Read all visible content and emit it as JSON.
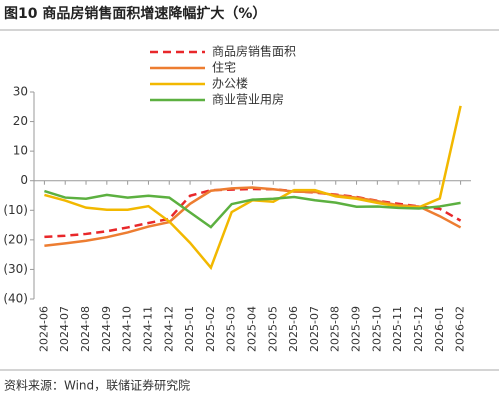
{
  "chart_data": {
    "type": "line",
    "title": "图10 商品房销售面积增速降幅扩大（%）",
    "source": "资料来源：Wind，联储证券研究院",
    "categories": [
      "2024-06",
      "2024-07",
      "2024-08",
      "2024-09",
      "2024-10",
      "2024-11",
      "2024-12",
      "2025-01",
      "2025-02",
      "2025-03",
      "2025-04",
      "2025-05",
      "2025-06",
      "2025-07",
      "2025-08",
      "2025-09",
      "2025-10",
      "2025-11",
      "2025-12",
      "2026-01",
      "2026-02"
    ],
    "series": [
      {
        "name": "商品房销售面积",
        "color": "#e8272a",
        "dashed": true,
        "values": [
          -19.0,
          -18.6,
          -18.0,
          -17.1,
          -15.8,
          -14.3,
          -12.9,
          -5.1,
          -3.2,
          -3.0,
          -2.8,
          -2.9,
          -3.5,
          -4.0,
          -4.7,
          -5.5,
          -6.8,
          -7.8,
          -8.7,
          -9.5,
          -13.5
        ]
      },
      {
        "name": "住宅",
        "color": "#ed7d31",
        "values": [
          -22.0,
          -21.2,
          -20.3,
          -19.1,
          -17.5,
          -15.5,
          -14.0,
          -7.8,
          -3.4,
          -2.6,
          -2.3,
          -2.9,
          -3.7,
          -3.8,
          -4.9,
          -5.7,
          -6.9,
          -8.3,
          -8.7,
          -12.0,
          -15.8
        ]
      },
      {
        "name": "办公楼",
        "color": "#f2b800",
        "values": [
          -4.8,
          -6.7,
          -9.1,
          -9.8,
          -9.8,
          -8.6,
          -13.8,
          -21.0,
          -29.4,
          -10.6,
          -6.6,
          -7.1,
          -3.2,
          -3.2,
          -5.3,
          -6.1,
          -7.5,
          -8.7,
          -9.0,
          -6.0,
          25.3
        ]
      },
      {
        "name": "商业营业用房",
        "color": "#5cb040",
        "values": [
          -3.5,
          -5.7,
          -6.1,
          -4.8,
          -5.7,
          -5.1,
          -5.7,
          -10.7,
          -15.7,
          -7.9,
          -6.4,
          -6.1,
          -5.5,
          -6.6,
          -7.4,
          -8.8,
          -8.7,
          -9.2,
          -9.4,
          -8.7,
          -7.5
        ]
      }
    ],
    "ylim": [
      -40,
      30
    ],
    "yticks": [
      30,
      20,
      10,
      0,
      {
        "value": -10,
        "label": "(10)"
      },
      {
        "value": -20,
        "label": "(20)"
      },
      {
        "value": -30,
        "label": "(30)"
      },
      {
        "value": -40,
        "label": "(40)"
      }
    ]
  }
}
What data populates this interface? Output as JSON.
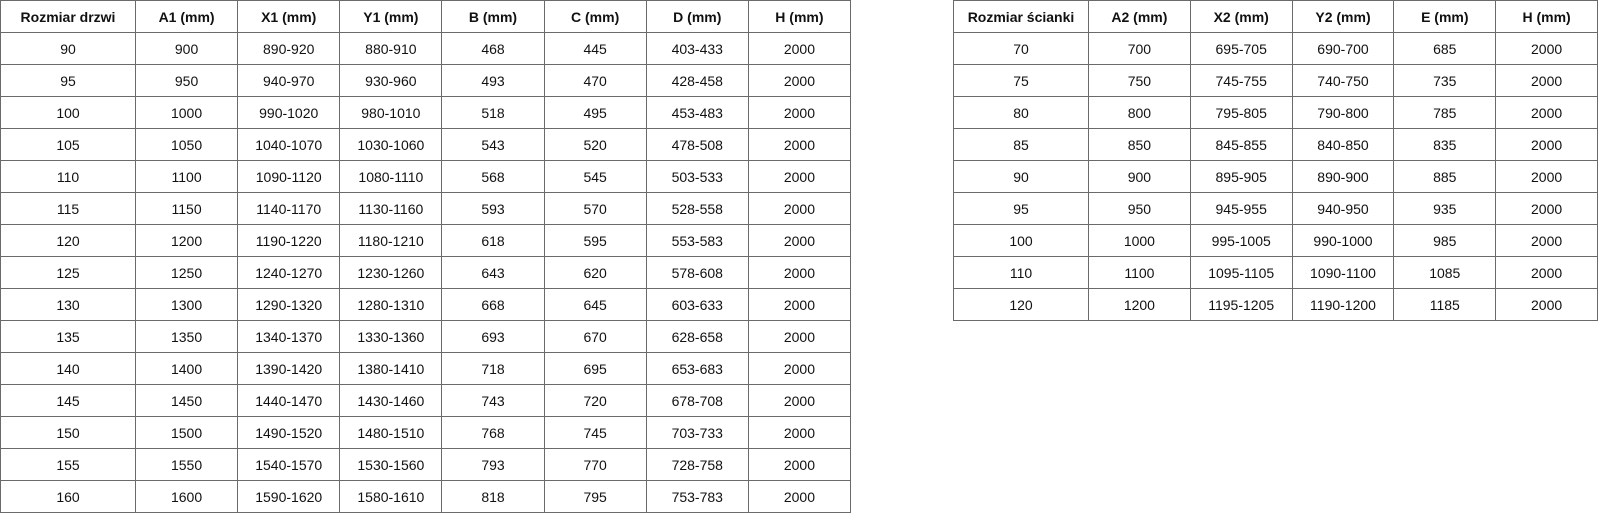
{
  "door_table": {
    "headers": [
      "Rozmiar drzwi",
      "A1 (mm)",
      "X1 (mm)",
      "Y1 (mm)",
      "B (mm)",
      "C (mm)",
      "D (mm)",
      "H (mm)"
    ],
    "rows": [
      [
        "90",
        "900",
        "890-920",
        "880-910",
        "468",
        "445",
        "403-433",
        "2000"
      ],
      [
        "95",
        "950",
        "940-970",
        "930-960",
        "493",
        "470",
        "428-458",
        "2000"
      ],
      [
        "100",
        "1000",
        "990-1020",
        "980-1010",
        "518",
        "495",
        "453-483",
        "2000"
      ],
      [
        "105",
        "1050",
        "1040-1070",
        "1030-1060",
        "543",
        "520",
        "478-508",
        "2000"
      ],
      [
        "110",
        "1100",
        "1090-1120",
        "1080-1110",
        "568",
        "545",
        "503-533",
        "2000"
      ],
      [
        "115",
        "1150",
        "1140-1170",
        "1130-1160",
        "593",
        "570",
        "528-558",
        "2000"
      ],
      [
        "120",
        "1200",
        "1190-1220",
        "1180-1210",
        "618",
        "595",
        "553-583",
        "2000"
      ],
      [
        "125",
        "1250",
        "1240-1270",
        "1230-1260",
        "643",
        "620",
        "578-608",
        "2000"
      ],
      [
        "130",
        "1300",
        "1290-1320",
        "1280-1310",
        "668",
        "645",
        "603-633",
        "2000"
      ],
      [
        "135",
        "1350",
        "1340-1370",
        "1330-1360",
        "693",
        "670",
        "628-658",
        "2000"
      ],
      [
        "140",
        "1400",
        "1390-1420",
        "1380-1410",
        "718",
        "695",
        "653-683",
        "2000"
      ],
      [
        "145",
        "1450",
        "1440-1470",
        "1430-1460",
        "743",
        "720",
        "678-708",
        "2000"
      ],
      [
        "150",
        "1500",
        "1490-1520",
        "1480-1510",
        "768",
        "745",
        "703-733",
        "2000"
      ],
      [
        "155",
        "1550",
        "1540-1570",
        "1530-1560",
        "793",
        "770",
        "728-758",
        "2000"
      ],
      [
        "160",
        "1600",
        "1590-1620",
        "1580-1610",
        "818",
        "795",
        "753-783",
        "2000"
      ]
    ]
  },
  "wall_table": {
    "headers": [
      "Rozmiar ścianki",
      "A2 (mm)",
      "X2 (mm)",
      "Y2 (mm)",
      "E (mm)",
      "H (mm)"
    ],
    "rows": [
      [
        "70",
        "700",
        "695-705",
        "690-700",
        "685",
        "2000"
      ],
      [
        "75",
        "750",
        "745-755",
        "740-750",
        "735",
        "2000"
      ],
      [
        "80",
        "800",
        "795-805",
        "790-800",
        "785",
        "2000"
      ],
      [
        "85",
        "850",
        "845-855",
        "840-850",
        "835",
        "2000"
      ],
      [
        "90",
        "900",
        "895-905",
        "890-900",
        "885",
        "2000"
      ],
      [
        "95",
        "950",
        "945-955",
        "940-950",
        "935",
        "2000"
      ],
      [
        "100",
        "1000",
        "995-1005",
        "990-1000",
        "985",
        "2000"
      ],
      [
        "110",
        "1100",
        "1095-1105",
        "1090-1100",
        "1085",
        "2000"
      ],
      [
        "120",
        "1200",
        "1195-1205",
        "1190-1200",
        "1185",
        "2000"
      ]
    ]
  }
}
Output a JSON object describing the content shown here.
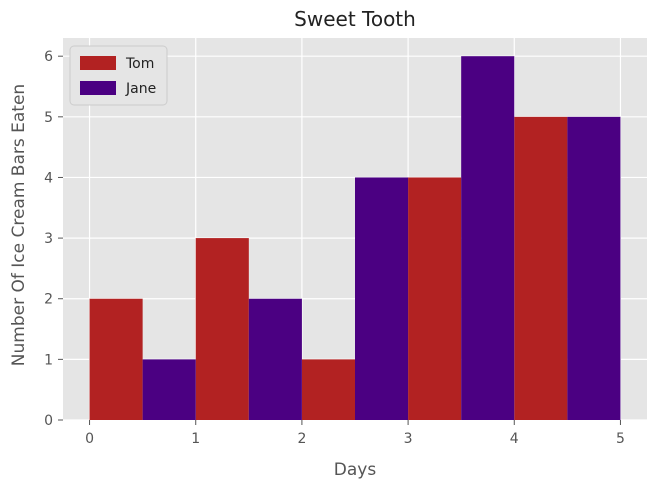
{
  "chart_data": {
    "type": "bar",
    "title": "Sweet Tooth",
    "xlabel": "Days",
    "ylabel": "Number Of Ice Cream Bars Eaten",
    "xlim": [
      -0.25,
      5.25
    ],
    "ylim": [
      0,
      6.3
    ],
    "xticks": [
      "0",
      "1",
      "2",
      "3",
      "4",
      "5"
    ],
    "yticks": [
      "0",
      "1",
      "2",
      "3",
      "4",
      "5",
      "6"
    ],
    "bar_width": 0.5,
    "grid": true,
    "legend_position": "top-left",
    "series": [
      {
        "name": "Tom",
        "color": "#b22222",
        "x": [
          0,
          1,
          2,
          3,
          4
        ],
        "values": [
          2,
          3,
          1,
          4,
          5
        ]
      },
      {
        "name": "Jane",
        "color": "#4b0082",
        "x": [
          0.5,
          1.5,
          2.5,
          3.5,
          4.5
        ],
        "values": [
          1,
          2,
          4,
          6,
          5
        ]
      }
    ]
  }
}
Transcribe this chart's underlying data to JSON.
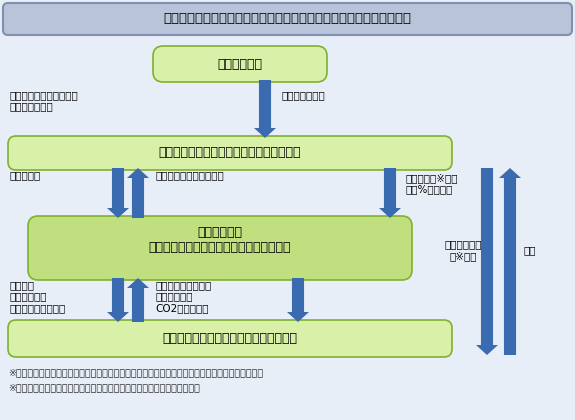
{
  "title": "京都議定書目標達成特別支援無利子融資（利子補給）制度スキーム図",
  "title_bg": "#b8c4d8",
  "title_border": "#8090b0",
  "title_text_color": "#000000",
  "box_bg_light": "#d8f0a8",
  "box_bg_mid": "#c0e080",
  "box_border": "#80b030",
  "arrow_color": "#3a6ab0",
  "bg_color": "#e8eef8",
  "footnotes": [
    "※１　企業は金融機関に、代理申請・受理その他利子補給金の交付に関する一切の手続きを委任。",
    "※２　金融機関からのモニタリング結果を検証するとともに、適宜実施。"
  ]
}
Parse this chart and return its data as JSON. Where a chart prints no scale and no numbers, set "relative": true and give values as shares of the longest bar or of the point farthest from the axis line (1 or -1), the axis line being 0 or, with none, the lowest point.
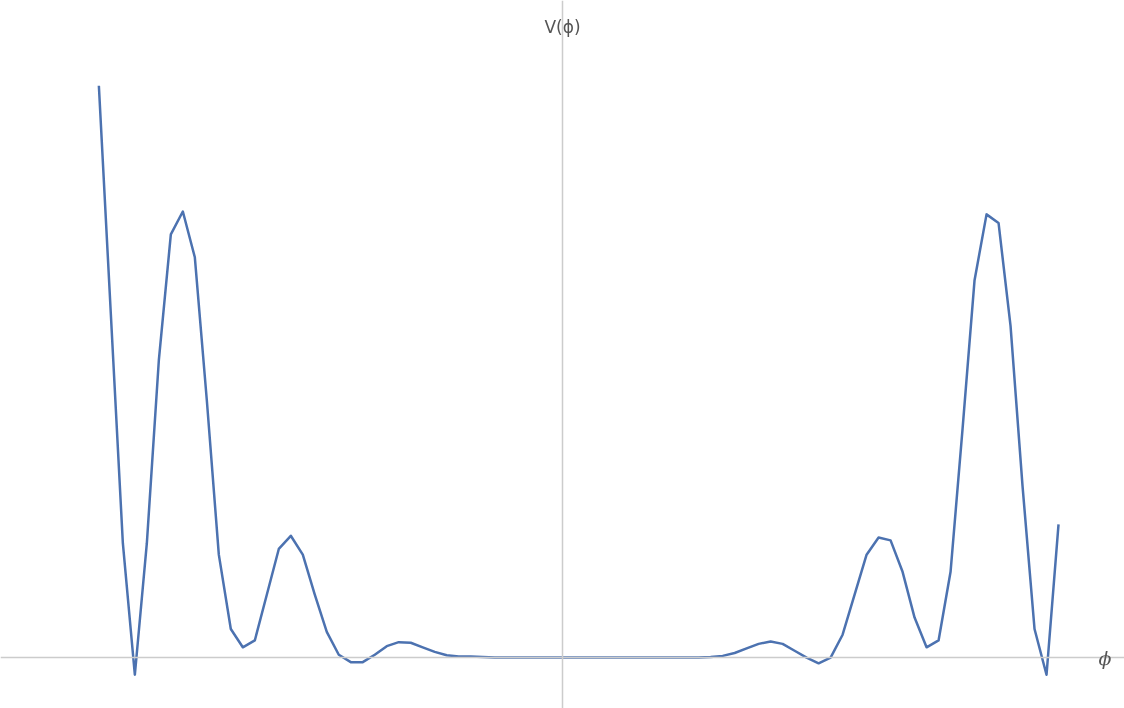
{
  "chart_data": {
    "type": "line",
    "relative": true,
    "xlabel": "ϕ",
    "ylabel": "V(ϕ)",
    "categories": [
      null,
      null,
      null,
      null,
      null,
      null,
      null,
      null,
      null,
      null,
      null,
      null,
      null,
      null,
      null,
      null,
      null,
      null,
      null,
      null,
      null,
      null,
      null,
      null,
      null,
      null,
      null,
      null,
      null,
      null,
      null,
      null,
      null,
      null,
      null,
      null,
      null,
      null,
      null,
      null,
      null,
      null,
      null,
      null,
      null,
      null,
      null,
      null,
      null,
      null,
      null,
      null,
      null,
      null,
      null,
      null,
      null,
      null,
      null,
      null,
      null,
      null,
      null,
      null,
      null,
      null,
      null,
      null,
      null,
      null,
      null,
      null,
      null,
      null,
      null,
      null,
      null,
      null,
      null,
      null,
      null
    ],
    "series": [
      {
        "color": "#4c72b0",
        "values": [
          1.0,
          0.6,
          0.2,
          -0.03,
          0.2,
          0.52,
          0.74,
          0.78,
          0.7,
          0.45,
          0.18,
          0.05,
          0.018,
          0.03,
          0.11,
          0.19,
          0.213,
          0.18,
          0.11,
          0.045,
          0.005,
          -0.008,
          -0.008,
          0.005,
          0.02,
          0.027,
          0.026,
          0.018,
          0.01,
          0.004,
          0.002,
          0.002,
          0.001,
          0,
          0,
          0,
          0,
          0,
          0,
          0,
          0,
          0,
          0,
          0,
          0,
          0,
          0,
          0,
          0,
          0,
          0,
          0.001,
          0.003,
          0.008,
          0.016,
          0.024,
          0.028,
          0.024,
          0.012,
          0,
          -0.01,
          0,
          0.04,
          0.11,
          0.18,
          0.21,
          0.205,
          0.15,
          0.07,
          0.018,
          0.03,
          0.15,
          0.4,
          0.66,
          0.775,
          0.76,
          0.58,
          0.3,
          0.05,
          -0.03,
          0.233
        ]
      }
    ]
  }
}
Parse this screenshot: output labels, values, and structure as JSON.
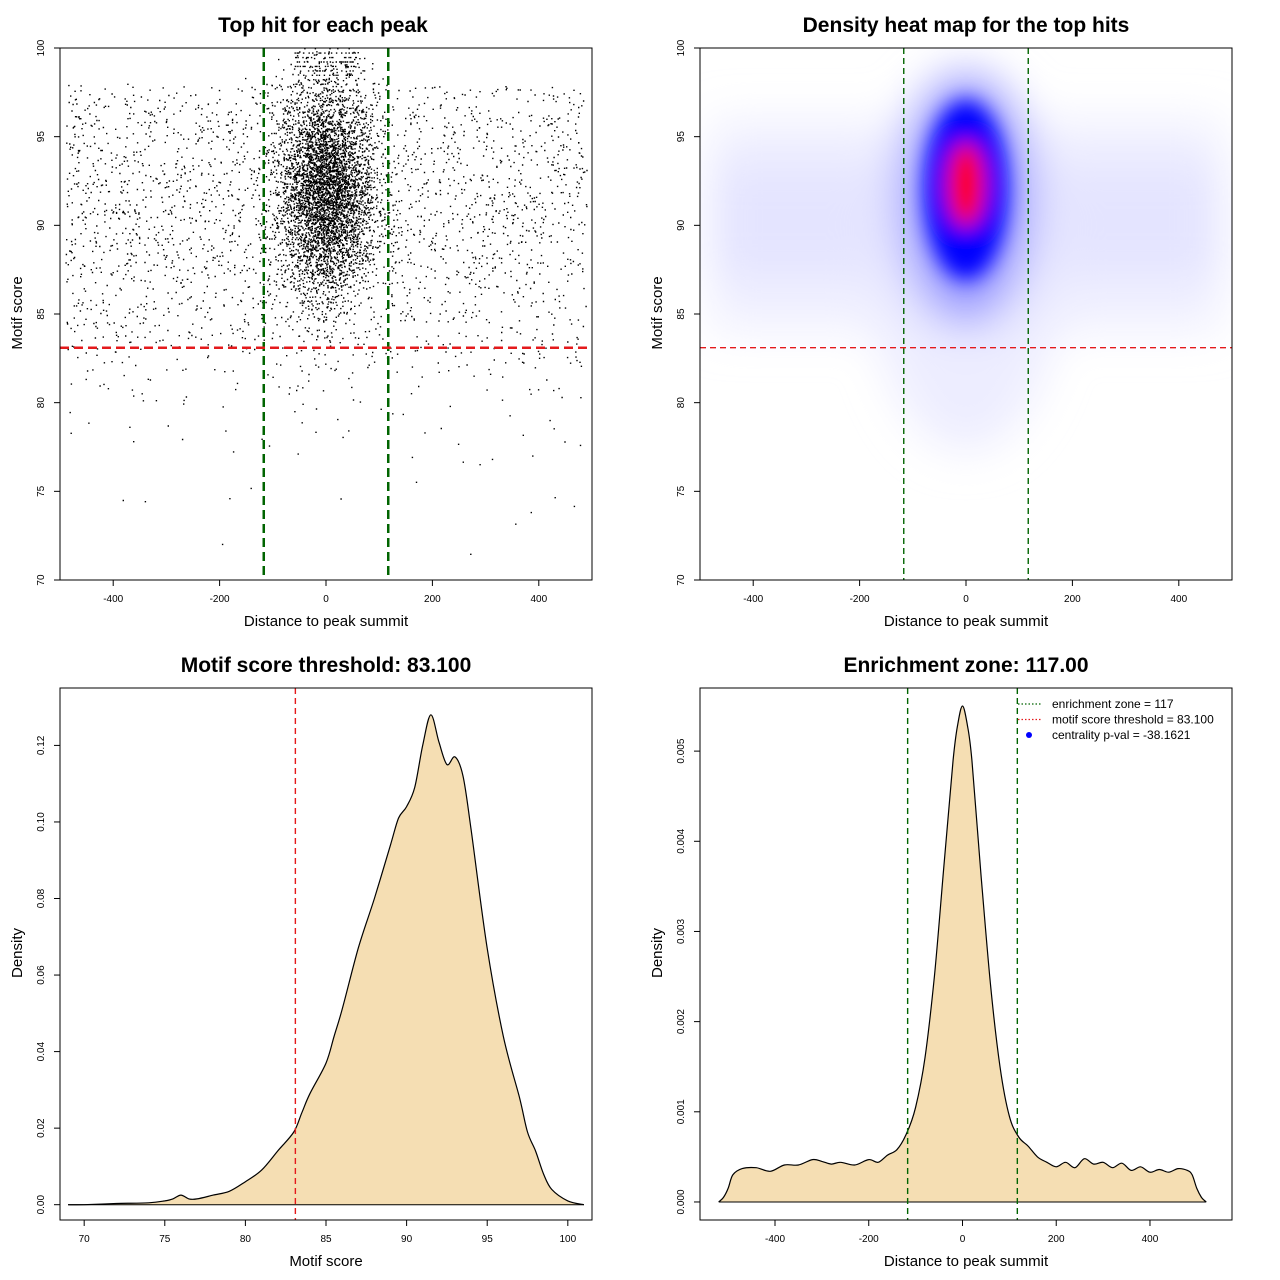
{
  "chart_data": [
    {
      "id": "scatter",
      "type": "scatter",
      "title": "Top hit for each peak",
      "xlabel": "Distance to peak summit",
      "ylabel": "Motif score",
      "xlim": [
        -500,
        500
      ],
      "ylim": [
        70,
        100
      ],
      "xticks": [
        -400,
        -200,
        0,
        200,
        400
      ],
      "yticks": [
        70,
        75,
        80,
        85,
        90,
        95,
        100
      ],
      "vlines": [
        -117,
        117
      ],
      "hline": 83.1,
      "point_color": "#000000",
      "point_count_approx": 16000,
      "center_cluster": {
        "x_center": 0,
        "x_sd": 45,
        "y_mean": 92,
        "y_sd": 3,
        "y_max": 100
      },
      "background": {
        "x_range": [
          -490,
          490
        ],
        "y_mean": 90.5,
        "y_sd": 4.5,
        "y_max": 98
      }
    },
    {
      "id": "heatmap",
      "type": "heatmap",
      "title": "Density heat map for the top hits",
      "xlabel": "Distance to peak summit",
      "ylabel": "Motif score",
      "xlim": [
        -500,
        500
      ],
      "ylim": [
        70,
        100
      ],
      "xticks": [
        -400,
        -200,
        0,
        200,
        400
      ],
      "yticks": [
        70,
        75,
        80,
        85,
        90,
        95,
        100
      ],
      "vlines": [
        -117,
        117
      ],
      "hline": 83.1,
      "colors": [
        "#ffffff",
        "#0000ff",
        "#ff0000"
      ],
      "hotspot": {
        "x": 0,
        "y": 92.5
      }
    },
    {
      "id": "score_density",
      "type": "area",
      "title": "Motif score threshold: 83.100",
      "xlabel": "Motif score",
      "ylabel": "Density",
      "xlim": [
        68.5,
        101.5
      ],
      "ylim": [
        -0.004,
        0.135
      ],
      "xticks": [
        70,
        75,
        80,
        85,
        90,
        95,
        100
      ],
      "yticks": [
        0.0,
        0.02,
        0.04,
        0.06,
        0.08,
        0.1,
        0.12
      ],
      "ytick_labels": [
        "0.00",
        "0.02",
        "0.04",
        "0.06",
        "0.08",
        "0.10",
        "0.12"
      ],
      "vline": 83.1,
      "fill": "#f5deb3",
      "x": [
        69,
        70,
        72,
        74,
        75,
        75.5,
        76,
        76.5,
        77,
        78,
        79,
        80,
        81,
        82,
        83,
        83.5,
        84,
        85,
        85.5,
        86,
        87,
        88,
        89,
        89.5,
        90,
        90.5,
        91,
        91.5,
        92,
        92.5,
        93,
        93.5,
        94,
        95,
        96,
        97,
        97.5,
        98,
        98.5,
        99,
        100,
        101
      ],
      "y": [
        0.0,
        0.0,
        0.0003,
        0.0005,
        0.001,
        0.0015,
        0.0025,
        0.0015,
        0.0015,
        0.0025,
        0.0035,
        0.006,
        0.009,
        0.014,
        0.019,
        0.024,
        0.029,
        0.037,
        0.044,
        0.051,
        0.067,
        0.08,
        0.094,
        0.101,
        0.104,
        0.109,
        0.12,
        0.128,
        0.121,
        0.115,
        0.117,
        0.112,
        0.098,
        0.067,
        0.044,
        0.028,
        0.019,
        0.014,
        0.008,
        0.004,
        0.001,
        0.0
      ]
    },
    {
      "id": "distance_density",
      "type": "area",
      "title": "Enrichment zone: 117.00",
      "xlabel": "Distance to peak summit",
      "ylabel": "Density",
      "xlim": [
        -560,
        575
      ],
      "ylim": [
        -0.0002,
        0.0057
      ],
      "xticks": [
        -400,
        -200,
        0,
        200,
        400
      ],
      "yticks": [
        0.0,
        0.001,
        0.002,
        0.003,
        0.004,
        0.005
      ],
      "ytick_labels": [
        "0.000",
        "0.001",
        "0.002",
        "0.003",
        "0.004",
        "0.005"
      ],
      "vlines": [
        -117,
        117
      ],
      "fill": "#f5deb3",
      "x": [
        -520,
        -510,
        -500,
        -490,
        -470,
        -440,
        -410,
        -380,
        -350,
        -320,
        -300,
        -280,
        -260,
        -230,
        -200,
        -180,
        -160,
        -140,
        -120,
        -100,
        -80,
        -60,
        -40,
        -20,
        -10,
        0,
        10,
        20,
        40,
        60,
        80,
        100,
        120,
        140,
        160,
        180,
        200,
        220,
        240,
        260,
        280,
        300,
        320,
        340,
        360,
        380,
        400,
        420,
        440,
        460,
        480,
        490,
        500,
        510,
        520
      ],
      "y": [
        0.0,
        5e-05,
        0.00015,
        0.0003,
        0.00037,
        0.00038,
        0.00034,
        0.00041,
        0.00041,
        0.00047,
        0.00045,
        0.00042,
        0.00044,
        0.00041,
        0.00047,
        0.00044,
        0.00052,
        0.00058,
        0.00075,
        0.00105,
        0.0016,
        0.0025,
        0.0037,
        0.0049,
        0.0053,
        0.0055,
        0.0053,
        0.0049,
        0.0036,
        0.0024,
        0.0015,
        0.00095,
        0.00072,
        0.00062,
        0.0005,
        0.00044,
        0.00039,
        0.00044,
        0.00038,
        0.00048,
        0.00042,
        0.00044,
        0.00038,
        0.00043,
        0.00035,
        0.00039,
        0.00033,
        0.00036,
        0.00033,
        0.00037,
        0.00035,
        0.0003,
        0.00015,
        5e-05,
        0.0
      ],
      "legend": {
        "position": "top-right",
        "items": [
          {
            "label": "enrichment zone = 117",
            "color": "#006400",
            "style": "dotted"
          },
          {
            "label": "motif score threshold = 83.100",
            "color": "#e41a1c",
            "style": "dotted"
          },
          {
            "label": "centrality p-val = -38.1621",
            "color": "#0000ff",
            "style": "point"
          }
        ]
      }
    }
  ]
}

Directive: Pull out every line of the records above that contains the word "zone".

The response:
      "title": "Enrichment zone: 117.00",
            "label": "enrichment zone = 117",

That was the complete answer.